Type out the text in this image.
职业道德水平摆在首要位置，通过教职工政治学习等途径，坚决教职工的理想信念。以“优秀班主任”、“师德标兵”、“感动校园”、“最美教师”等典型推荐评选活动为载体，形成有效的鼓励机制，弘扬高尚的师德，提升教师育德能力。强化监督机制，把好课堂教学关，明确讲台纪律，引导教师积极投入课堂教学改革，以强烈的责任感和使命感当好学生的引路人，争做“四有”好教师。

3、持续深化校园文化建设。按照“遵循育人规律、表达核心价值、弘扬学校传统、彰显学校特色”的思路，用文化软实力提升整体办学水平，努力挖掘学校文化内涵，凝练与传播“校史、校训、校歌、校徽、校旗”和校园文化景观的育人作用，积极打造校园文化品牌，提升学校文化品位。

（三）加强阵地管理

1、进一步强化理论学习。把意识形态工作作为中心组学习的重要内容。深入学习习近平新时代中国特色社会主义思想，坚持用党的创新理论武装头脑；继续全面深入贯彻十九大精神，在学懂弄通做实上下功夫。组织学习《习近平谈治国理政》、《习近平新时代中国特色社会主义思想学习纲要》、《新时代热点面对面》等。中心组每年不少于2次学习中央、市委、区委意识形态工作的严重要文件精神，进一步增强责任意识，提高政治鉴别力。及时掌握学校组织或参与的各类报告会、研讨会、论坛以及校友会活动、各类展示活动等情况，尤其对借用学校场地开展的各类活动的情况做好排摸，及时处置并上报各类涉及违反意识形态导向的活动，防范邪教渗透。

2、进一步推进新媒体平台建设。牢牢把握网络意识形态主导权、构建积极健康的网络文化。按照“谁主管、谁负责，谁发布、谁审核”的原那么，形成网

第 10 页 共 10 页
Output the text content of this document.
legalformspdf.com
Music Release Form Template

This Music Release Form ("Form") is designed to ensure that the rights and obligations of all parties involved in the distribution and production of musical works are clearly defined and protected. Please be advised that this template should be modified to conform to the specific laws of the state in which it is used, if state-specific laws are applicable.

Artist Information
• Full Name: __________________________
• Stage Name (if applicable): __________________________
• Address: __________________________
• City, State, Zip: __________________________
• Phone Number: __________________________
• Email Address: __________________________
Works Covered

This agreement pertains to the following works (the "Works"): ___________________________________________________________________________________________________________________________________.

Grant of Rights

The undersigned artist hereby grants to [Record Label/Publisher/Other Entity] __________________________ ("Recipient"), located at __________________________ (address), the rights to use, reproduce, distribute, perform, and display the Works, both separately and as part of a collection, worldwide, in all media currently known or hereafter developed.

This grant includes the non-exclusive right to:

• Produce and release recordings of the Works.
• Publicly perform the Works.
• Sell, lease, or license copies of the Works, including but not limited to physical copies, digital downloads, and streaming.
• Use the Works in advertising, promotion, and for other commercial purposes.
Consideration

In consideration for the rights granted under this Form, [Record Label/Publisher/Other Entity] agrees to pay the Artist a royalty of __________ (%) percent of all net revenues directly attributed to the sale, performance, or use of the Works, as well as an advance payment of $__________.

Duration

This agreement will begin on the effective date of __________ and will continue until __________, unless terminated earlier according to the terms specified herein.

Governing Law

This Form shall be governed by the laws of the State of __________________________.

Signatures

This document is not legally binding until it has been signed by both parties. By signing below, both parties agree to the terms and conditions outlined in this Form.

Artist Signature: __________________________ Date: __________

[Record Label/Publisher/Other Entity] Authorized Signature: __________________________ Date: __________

**PROBLEM STATEMENT**
Take every line containing the word "text" and copy it.

**EXPECTED ANSWER**
Type out the text in this image.
Output the text content of this document.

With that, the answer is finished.